> _Goal_
Looking at the listing beneath, work out how many lines hold "페이스트의" and report only that figure.

> _Items_
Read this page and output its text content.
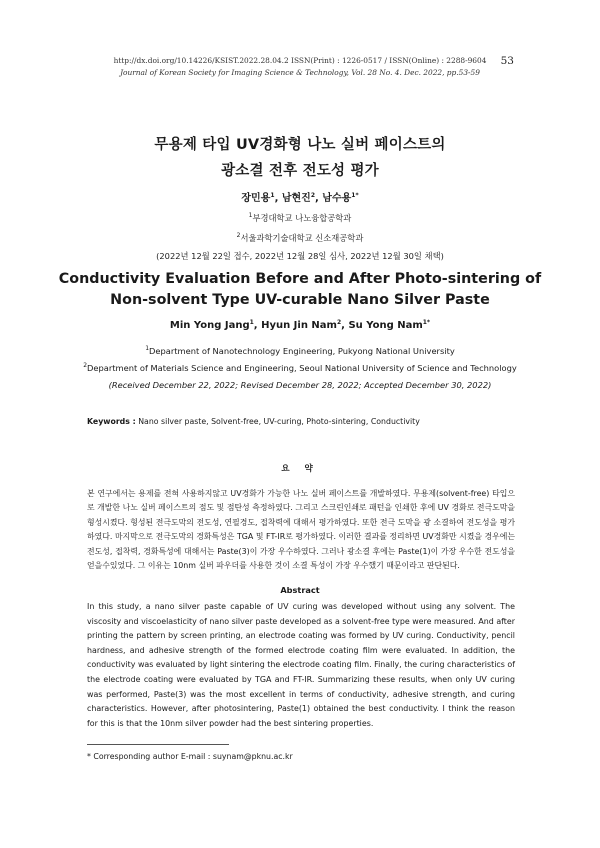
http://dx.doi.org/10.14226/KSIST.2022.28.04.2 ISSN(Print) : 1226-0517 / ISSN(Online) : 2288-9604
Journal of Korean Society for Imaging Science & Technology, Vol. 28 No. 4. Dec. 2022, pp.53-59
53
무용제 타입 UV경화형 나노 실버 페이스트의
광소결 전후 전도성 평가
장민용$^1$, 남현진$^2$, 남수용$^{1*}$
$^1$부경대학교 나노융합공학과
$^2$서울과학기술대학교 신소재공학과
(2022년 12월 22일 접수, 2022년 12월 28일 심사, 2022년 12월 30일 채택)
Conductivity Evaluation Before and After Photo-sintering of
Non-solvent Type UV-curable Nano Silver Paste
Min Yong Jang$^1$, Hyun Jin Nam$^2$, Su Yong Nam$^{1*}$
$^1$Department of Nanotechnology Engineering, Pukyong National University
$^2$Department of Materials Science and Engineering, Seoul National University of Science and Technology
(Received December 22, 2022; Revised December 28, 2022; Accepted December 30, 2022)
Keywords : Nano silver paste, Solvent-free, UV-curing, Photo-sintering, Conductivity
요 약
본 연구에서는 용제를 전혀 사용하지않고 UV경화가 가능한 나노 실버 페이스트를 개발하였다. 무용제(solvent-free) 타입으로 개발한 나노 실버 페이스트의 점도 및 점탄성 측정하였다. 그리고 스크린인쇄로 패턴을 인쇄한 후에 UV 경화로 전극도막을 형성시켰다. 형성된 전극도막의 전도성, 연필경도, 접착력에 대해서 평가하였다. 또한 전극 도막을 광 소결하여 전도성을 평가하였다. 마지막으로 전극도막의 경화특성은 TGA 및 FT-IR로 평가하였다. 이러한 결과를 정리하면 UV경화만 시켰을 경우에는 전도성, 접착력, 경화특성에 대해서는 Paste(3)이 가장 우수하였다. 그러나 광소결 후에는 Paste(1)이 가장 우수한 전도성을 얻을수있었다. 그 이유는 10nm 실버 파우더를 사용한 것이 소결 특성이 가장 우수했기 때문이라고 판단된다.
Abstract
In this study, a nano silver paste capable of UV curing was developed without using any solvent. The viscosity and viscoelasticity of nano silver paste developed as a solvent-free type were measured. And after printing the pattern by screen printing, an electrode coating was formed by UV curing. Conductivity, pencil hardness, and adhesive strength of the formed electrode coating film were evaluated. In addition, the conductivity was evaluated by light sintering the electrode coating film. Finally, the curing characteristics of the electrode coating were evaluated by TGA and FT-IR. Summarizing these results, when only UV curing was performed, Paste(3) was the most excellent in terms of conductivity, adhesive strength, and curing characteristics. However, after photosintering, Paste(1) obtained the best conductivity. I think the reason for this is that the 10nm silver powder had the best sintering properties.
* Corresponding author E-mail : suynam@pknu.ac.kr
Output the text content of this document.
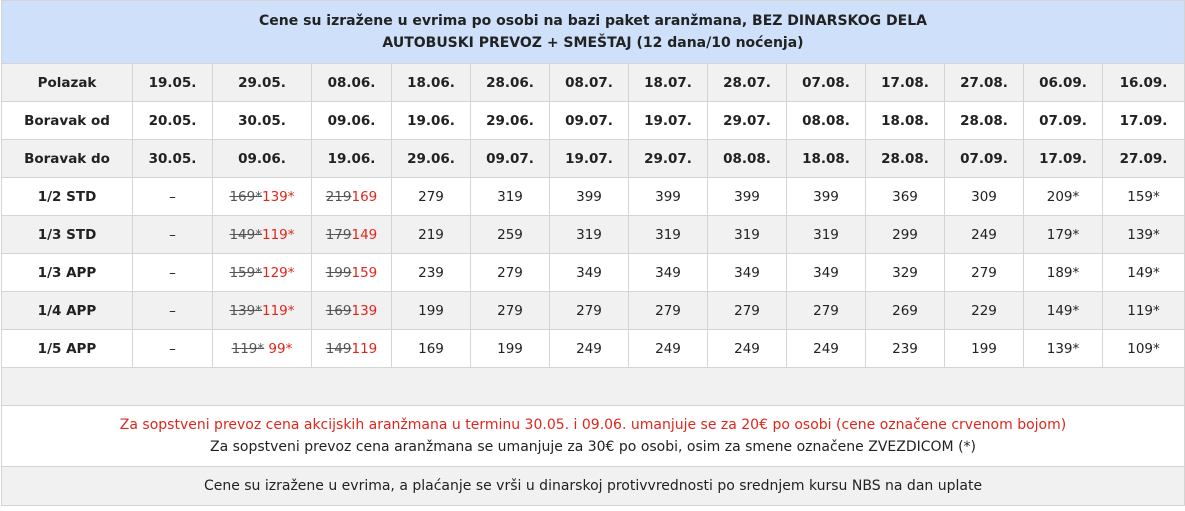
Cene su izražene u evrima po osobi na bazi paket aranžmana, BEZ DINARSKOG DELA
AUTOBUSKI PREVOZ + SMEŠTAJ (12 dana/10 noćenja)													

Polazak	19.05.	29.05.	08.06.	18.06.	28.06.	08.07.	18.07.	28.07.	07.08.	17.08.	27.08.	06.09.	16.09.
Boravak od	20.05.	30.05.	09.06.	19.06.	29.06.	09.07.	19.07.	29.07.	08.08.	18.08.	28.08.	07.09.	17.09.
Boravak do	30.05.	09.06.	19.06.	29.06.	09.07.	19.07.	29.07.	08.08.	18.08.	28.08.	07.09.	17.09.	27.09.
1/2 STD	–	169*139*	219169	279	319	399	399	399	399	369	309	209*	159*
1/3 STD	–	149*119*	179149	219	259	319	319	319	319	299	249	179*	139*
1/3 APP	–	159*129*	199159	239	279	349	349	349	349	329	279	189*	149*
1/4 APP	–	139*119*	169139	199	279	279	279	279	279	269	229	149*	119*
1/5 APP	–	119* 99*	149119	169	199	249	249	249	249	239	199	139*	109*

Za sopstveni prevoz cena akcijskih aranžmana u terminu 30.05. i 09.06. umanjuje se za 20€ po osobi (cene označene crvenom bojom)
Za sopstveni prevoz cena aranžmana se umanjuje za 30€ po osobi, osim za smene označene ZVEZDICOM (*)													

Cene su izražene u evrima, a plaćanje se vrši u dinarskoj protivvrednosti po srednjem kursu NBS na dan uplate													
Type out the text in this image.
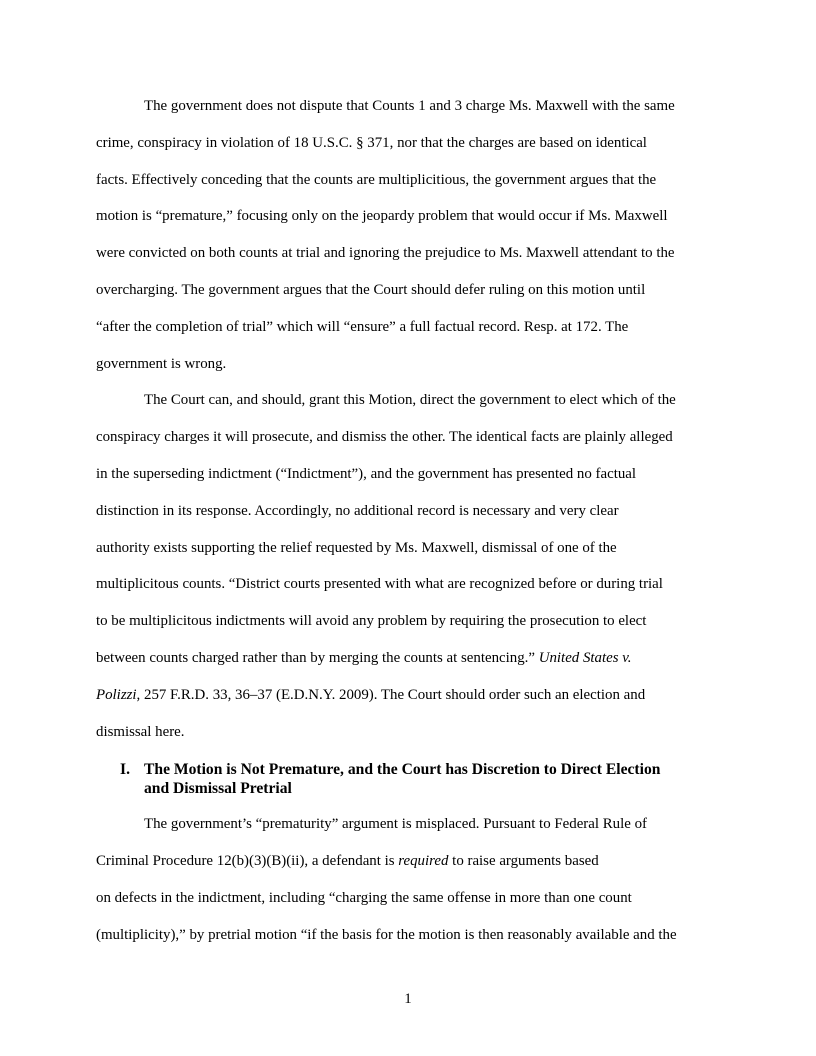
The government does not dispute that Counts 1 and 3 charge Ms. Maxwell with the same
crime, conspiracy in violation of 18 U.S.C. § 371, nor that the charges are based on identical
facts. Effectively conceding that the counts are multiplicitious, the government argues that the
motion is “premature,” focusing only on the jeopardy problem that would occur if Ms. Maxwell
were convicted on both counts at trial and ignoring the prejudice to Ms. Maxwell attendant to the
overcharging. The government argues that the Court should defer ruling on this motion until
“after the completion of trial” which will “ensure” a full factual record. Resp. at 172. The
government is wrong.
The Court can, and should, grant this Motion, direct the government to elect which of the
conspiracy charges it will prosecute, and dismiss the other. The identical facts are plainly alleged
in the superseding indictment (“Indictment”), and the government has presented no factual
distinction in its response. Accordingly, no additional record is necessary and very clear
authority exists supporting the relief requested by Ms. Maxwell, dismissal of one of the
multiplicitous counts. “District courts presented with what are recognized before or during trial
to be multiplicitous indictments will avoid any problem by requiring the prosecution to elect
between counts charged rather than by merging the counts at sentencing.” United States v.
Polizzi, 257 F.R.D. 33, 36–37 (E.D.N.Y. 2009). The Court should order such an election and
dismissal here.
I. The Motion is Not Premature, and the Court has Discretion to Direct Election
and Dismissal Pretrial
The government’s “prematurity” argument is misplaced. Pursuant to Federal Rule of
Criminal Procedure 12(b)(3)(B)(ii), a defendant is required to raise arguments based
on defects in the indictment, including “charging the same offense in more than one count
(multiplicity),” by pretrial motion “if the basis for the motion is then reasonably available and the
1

==

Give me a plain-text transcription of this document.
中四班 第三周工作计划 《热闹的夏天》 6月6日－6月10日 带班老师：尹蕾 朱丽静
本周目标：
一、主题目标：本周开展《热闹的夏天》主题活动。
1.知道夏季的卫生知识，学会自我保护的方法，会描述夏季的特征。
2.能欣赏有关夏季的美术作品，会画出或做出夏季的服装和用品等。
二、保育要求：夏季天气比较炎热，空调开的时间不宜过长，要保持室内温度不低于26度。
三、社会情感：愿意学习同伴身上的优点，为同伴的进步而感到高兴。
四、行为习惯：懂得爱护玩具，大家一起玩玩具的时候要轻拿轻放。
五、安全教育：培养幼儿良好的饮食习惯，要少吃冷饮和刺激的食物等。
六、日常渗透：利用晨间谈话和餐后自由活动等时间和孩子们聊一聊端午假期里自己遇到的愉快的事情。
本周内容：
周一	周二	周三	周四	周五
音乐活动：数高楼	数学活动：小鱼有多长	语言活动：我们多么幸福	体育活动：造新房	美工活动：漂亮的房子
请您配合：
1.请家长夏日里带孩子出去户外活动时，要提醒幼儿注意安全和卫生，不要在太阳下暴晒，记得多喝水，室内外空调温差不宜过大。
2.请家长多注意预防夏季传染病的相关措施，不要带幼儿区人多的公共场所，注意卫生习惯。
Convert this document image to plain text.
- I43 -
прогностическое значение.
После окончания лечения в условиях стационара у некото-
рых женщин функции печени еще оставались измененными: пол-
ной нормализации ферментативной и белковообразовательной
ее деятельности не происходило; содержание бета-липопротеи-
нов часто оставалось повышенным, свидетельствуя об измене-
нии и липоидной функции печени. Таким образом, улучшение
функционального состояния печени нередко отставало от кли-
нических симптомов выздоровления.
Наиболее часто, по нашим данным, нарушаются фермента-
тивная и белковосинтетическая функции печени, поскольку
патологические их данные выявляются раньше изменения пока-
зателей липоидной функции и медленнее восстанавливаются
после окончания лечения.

> _Solved exercise_
2